GOAL OF THE EXERCISE -> Among the entries, which lines carry the string "durante"? Copy each of them.
Segment Start: AVAILABLE RECORDS
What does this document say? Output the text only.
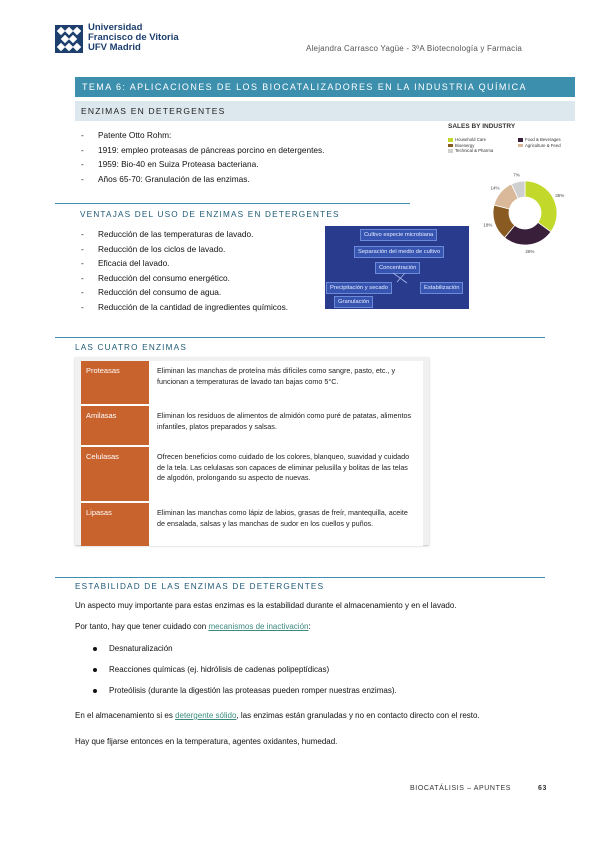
Universidad
Francisco de Vitoria
UFV Madrid	Alejandra Carrasco Yagüe - 3ºA Biotecnología y Farmacia
TEMA 6: APLICACIONES DE LOS BIOCATALIZADORES EN LA INDUSTRIA QUÍMICA
ENZIMAS EN DETERGENTES
- Patente Otto Rohm:
- 1919: empleo proteasas de páncreas porcino en detergentes.
- 1959: Bio-40 en Suiza Proteasa bacteriana.
- Años 65-70: Granulación de las enzimas.
SALES BY INDUSTRY
Household Care	Food & Beverages
Bioenergy	Agriculture & Feed
Technical & Pharma
35%
26%
18%
14%
7%
VENTAJAS DEL USO DE ENZIMAS EN DETERGENTES
- Reducción de las temperaturas de lavado.
- Reducción de los ciclos de lavado.
- Eficacia del lavado.
- Reducción del consumo energético.
- Reducción del consumo de agua.
- Reducción de la cantidad de ingredientes químicos.
Cultivo especie microbiana
Separación del medio de cultivo
Concentración
Precipitación y secado	Estabilización
Granulación
LAS CUATRO ENZIMAS
Proteasas	Eliminan las manchas de proteína más difíciles como sangre, pasto, etc., y funcionan a temperaturas de lavado tan bajas como 5°C.
Amilasas	Eliminan los residuos de alimentos de almidón como puré de patatas, alimentos infantiles, platos preparados y salsas.
Celulasas	Ofrecen beneficios como cuidado de los colores, blanqueo, suavidad y cuidado de la tela. Las celulasas son capaces de eliminar pelusilla y bolitas de las telas de algodón, prolongando su aspecto de nuevas.
Lipasas	Eliminan las manchas como lápiz de labios, grasas de freír, mantequilla, aceite de ensalada, salsas y las manchas de sudor en los cuellos y puños.
ESTABILIDAD DE LAS ENZIMAS DE DETERGENTES
Un aspecto muy importante para estas enzimas es la estabilidad durante el almacenamiento y en el lavado.
Por tanto, hay que tener cuidado con mecanismos de inactivación:
Desnaturalización
Reacciones químicas (ej. hidrólisis de cadenas polipeptídicas)
Proteólisis (durante la digestión las proteasas pueden romper nuestras enzimas).
En el almacenamiento si es detergente sólido, las enzimas están granuladas y no en contacto directo con el resto.
Hay que fijarse entonces en la temperatura, agentes oxidantes, humedad.
BIOCATÁLISIS – APUNTES	63
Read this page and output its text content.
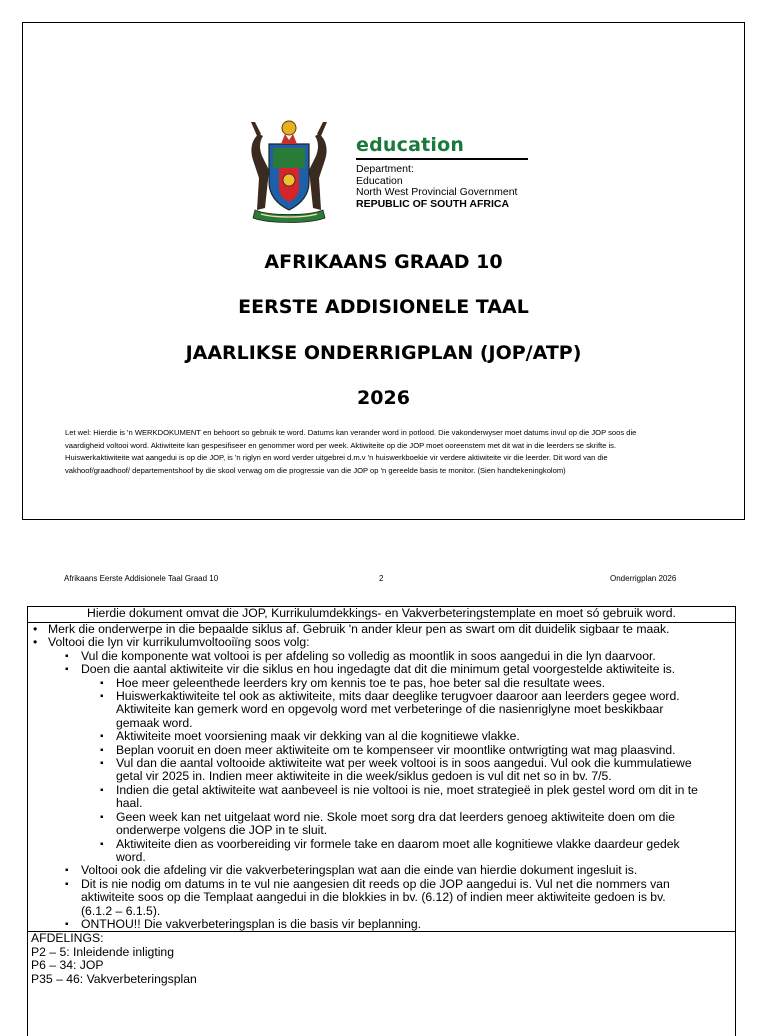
education
Department:
Education
North West Provincial Government
REPUBLIC OF SOUTH AFRICA
AFRIKAANS GRAAD 10
EERSTE ADDISIONELE TAAL
JAARLIKSE ONDERRIGPLAN (JOP/ATP)
2026
Let wel: Hierdie is 'n WERKDOKUMENT en behoort so gebruik te word. Datums kan verander word in potlood. Die vakonderwyser moet datums invul op die JOP soos die
vaardigheid voltooi word. Aktiwiteite kan gespesifiseer en genommer word per week. Aktiwiteite op die JOP moet ooreenstem met dit wat in die leerders se skrifte is.
Huiswerkaktiwiteite wat aangedui is op die JOP, is 'n riglyn en word verder uitgebrei d.m.v 'n huiswerkboekie vir verdere aktiwiteite vir die leerder. Dit word van die
vakhoof/graadhoof/ departementshoof by die skool verwag om die progressie van die JOP op 'n gereelde basis te monitor. (Sien handtekeningkolom)
Afrikaans Eerste Addisionele Taal Graad 10	2	Onderrigplan 2026
Hierdie dokument omvat die JOP, Kurrikulumdekkings- en Vakverbeteringstemplate en moet só gebruik word.
• Merk die onderwerpe in die bepaalde siklus af. Gebruik 'n ander kleur pen as swart om dit duidelik sigbaar te maak.
• Voltooi die lyn vir kurrikulumvoltooiïng soos volg:
▪ Vul die komponente wat voltooi is per afdeling so volledig as moontlik in soos aangedui in die lyn daarvoor.
▪ Doen die aantal aktiwiteite vir die siklus en hou ingedagte dat dit die minimum getal voorgestelde aktiwiteite is.
▪ Hoe meer geleenthede leerders kry om kennis toe te pas, hoe beter sal die resultate wees.
▪ Huiswerkaktiwiteite tel ook as aktiwiteite, mits daar deeglike terugvoer daaroor aan leerders gegee word.
Aktiwiteite kan gemerk word en opgevolg word met verbeteringe of die nasienriglyne moet beskikbaar
gemaak word.
▪ Aktiwiteite moet voorsiening maak vir dekking van al die kognitiewe vlakke.
▪ Beplan vooruit en doen meer aktiwiteite om te kompenseer vir moontlike ontwrigting wat mag plaasvind.
▪ Vul dan die aantal voltooide aktiwiteite wat per week voltooi is in soos aangedui. Vul ook die kummulatiewe
getal vir 2025 in. Indien meer aktiwiteite in die week/siklus gedoen is vul dit net so in bv. 7/5.
▪ Indien die getal aktiwiteite wat aanbeveel is nie voltooi is nie, moet strategieë in plek gestel word om dit in te
haal.
▪ Geen week kan net uitgelaat word nie. Skole moet sorg dra dat leerders genoeg aktiwiteite doen om die
onderwerpe volgens die JOP in te sluit.
▪ Aktiwiteite dien as voorbereiding vir formele take en daarom moet alle kognitiewe vlakke daardeur gedek
word.
▪ Voltooi ook die afdeling vir die vakverbeteringsplan wat aan die einde van hierdie dokument ingesluit is.
▪ Dit is nie nodig om datums in te vul nie aangesien dit reeds op die JOP aangedui is. Vul net die nommers van
aktiwiteite soos op die Templaat aangedui in die blokkies in bv. (6.12) of indien meer aktiwiteite gedoen is bv.
(6.1.2 – 6.1.5).
▪ ONTHOU!! Die vakverbeteringsplan is die basis vir beplanning.
AFDELINGS:
P2 – 5: Inleidende inligting
P6 – 34: JOP
P35 – 46: Vakverbeteringsplan
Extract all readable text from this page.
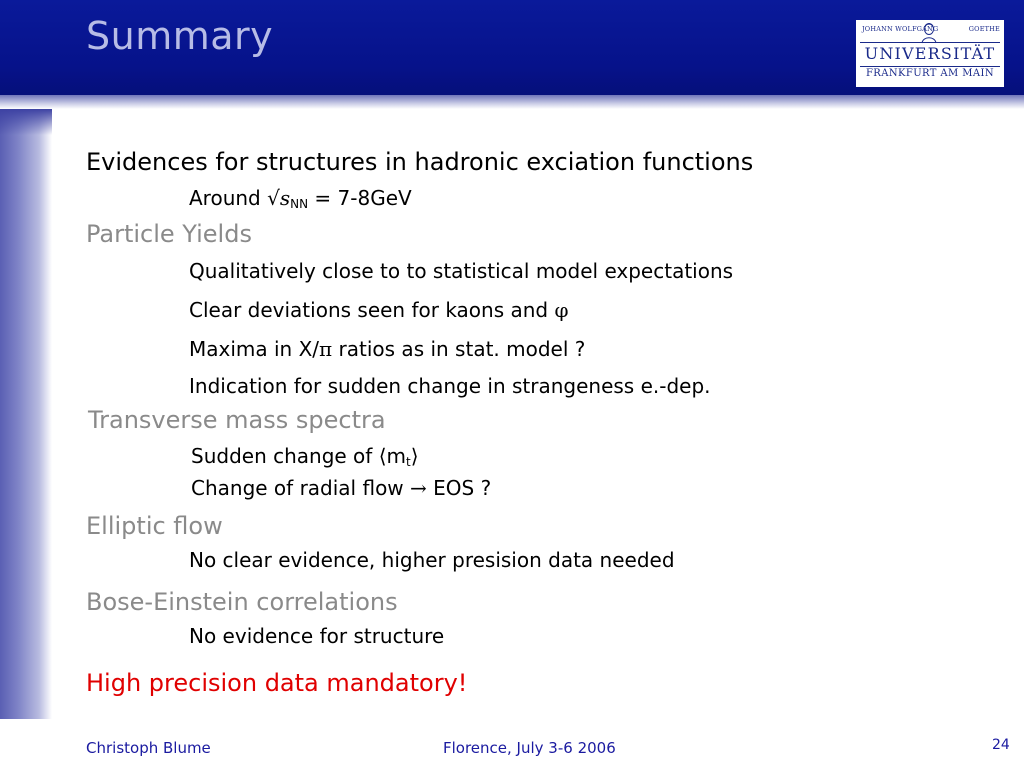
Summary	JOHANN WOLFGANG	GOETHE
UNIVERSITÄT
FRANKFURT AM MAIN
Evidences for structures in hadronic exciation functions
Around $√s_{NN} = 7-8GeV$
Particle Yields
Qualitatively close to to statistical model expectations
Clear deviations seen for kaons and φ
Maxima in X/π ratios as in stat. model ?
Indication for sudden change in strangeness e.-dep.
Transverse mass spectra
Sudden change of $⟨m_t⟩$
Change of radial flow → EOS ?
Elliptic flow
No clear evidence, higher presision data needed
Bose-Einstein correlations
No evidence for structure
High precision data mandatory!
Christoph Blume	Florence, July 3-6 2006	24
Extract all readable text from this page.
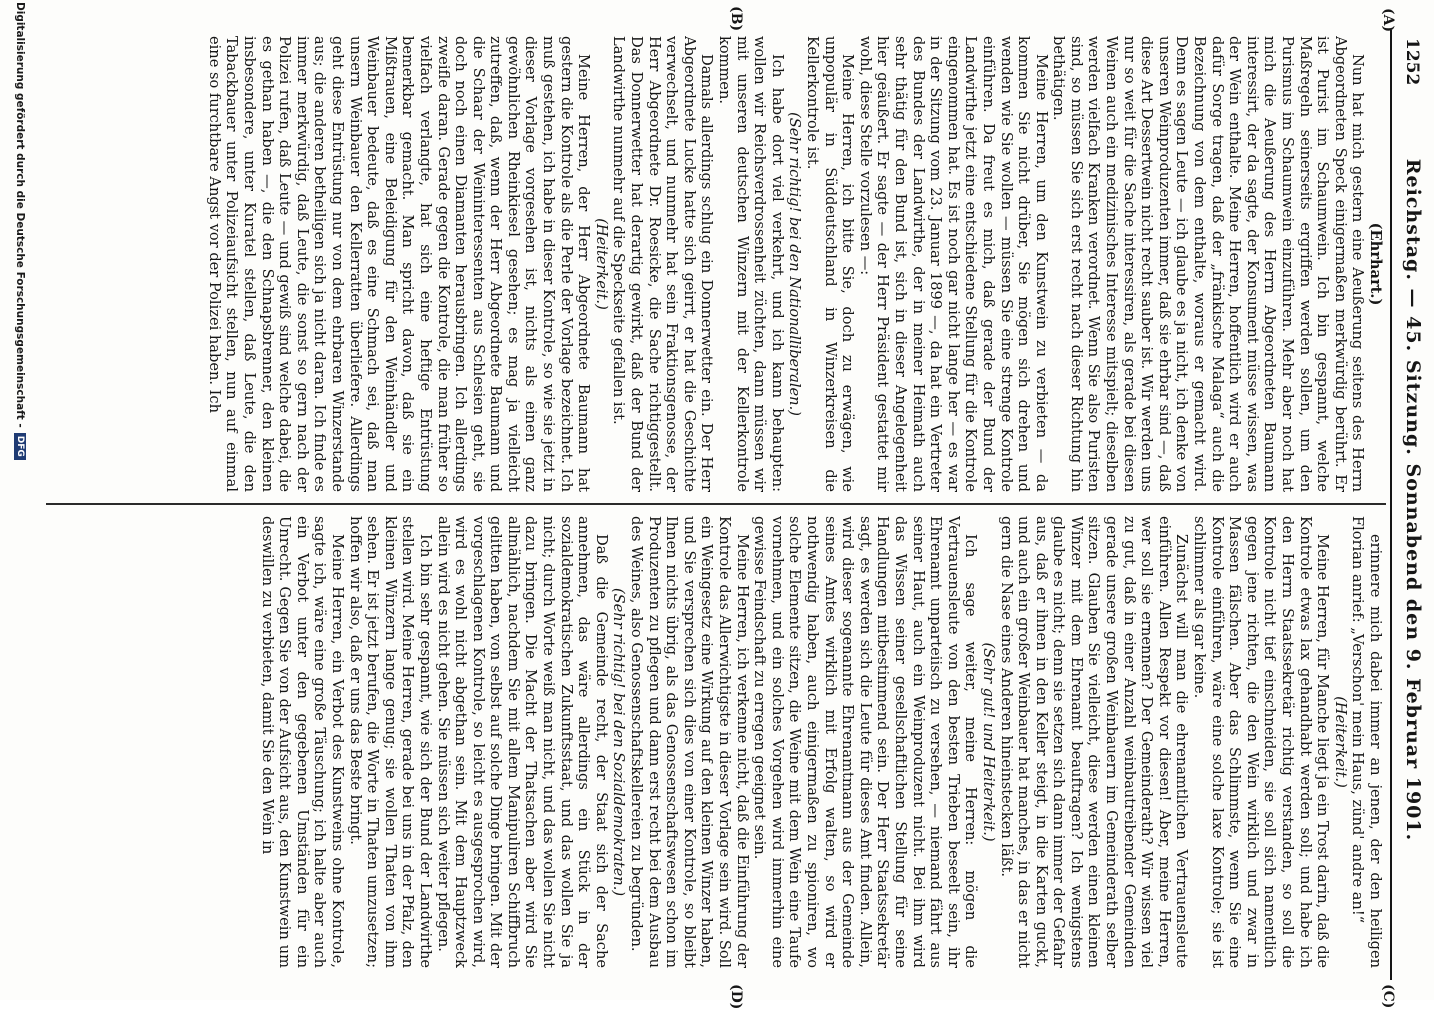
1252
Reichstag. — 45. Sitzung. Sonnabend den 9. Februar 1901.
(A)
(B)
(C)
(D)
(Ehrhart.)

Nun hat mich gestern eine Aeußerung seitens des Herrn Abgeordneten Speck einigermaßen merkwürdig berührt. Er ist Purist im Schaumwein. Ich bin gespannt, welche Maßregeln seinerseits ergriffen werden sollen, um den Purismus im Schaumwein einzuführen. Mehr aber noch hat mich die Aeußerung des Herrn Abgeordneten Baumann interessirt, der da sagte, der Konsument müsse wissen, was der Wein enthalte. Meine Herren, hoffentlich wird er auch dafür Sorge tragen, daß der „fränkische Malaga“ auch die Bezeichnung von dem enthalte, woraus er gemacht wird. Denn es sagen Leute — ich glaube es ja nicht, ich denke von unseren Weinproduzenten immer, daß sie ehrbar sind —, daß diese Art Dessertwein nicht recht sauber ist. Wir werden uns nur so weit für die Sache interessiren, als gerade bei diesen Weinen auch ein medizinisches Interesse mitspielt; dieselben werden vielfach Kranken verordnet. Wenn Sie also Puristen sind, so müssen Sie sich erst recht nach dieser Richtung hin bethätigen.

Meine Herren, um den Kunstwein zu verbieten — da kommen Sie nicht drüber, Sie mögen sich drehen und wenden wie Sie wollen — müssen Sie eine strenge Kontrole einführen. Da freut es mich, daß gerade der Bund der Landwirthe jetzt eine entschiedene Stellung für die Kontrole eingenommen hat. Es ist noch gar nicht lange her — es war in der Sitzung vom 23. Januar 1899 —, da hat ein Vertreter des Bundes der Landwirthe, der in meiner Heimath auch sehr thätig für den Bund ist, sich in dieser Angelegenheit hier geäußert. Er sagte — der Herr Präsident gestattet mir wohl, diese Stelle vorzulesen —:

Meine Herren, ich bitte Sie, doch zu erwägen, wie unpopulär in Süddeutschland in Winzerkreisen die Kellerkontrole ist.

(Sehr richtig! bei den Nationalliberalen.)

Ich habe dort viel verkehrt, und ich kann behaupten: wollen wir Reichsverdrossenheit züchten, dann müssen wir mit unseren deutschen Winzern mit der Kellerkontrole kommen.

Damals allerdings schlug ein Donnerwetter ein. Der Herr Abgeordnete Lucke hatte sich geirrt, er hat die Geschichte verwechselt, und nunmehr hat sein Fraktionsgenosse, der Herr Abgeordnete Dr. Roesicke, die Sache richtiggestellt. Das Donnerwetter hat derartig gewirkt, daß der Bund der Landwirthe nunmehr auf die Speckseite gefallen ist.

(Heiterkeit.)

Meine Herren, der Herr Abgeordnete Baumann hat gestern die Kontrole als die Perle der Vorlage bezeichnet. Ich muß gestehen, ich habe in dieser Kontrole, so wie sie jetzt in dieser Vorlage vorgesehen ist, nichts als einen ganz gewöhnlichen Rheinkiesel gesehen; es mag ja vielleicht zutreffen, daß, wenn der Herr Abgeordnete Baumann und die Schaar der Weininteressenten aus Schlesien geht, sie doch noch einen Diamanten herausbringen. Ich allerdings zweifle daran. Gerade gegen die Kontrole, die man früher so vielfach verlangte, hat sich eine heftige Entrüstung bemerkbar gemacht. Man spricht davon, daß sie ein Mißtrauen, eine Beleidigung für den Weinhändler und Weinbauer bedeute, daß es eine Schmach sei, daß man unsern Weinbauer den Kellerratten überliefere. Allerdings geht diese Entrüstung nur von dem ehrbaren Winzerstande aus; die anderen betheiligen sich ja nicht daran. Ich finde es immer merkwürdig, daß Leute, die sonst so gern nach der Polizei rufen, daß Leute — und gewiß sind welche dabei, die es gethan haben —, die den Schnapsbrenner, den kleinen insbesondere, unter Kuratel stellen, daß Leute, die den Tabackbauer unter Polizeiaufsicht stellen, nun auf einmal eine so furchtbare Angst vor der Polizei haben. Ich

erinnere mich dabei immer an jenen, der den heiligen Florian anrief: „Verschon' mein Haus, zünd' andre an!“

(Heiterkeit.)

Meine Herren, für Manche liegt ja ein Trost darin, daß die Kontrole etwas lax gehandhabt werden soll; und habe ich den Herrn Staatssekretär richtig verstanden, so soll die Kontrole nicht tief einschneiden, sie soll sich namentlich gegen jene richten, die den Wein wirklich und zwar in Massen fälschen. Aber das Schlimmste, wenn Sie eine Kontrole einführen, wäre eine solche laxe Kontrole; sie ist schlimmer als gar keine.

Zunächst will man die ehrenamtlichen Vertrauensleute einführen. Allen Respekt vor diesen! Aber, meine Herren, wer soll sie ernennen? Der Gemeinderath? Wir wissen viel zu gut, daß in einer Anzahl weinbautreibender Gemeinden gerade unsere großen Weinbauern im Gemeinderath selber sitzen. Glauben Sie vielleicht, diese werden einen kleinen Winzer mit dem Ehrenamt beauftragen? Ich wenigstens glaube es nicht; denn sie setzen sich dann immer der Gefahr aus, daß er ihnen in den Keller steigt, in die Karten guckt, und auch ein großer Weinbauer hat manches, in das er nicht gern die Nase eines Anderen hineinstecken läßt.

(Sehr gut! und Heiterkeit.)

Ich sage weiter, meine Herren: mögen die Vertrauensleute von den besten Trieben beseelt sein, ihr Ehrenamt unparteiisch zu versehen, — niemand fährt aus seiner Haut, auch ein Weinproduzent nicht. Bei ihm wird das Wissen seiner gesellschaftlichen Stellung für seine Handlungen mitbestimmend sein. Der Herr Staatssekretär sagt, es werden sich die Leute für dieses Amt finden. Allein, wird dieser sogenannte Ehrenamtmann aus der Gemeinde seines Amtes wirklich mit Erfolg walten, so wird er nothwendig haben, auch einigermaßen zu spioniren, wo solche Elemente sitzen, die Weine mit dem Wein eine Taufe vornehmen, und ein solches Vorgehen wird immerhin eine gewisse Feindschaft zu erregen geeignet sein.

Meine Herren, ich verkenne nicht, daß die Einführung der Kontrole das Allerwichtigste in dieser Vorlage sein wird. Soll ein Weingesetz eine Wirkung auf den kleinen Winzer haben, und Sie versprechen sich dies von einer Kontrole, so bleibt Ihnen nichts übrig, als das Genossenschaftswesen schon im Produzenten zu pflegen und dann erst recht bei dem Ausbau des Weines, also Genossenschaftskellereien zu begründen.

(Sehr richtig! bei den Sozialdemokraten.)

Daß die Gemeinde recht, der Staat sich der Sache annehmen, das wäre allerdings ein Stück in der sozialdemokratischen Zukunftsstaat, und das wollen Sie ja nicht; durch Worte weiß man nicht, und das wollen Sie nicht dazu bringen. Die Macht der Thatsachen aber wird Sie allmählich, nachdem Sie mit allem Manipuliren Schiffbruch gelitten haben, von selbst auf solche Dinge bringen. Mit der vorgeschlagenen Kontrole, so leicht es ausgesprochen wird, wird es wohl nicht abgethan sein. Mit dem Hauptzweck allein wird es nicht gehen. Sie müssen sich weiter pflegen.

Ich bin sehr gespannt, wie sich der Bund der Landwirthe stellen wird. Meine Herren, gerade bei uns in der Pfalz, den kleinen Winzern lange genug; sie wollen Thaten von ihm sehen. Er ist jetzt berufen, die Worte in Thaten umzusetzen; hoffen wir also, daß er uns das Beste bringt.

Meine Herren, ein Verbot des Kunstweins ohne Kontrole, sagte ich, wäre eine große Täuschung; ich halte aber auch ein Verbot unter den gegebenen Umständen für ein Unrecht. Gegen Sie von der Aufsicht aus, den Kunstwein um deswillen zu verbieten, damit Sie den Wein in

Digitalisierung gefördert durch die Deutsche Forschungsgemeinschaft -DFG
Segment End: AVAILABLE RECORDS
TASK OUTPUT ->
Un aspecto muy importante para estas enzimas es la estabilidad durante el almacenamiento y en el lavado.
Proteólisis (durante la digestión las proteasas pueden romper nuestras enzimas).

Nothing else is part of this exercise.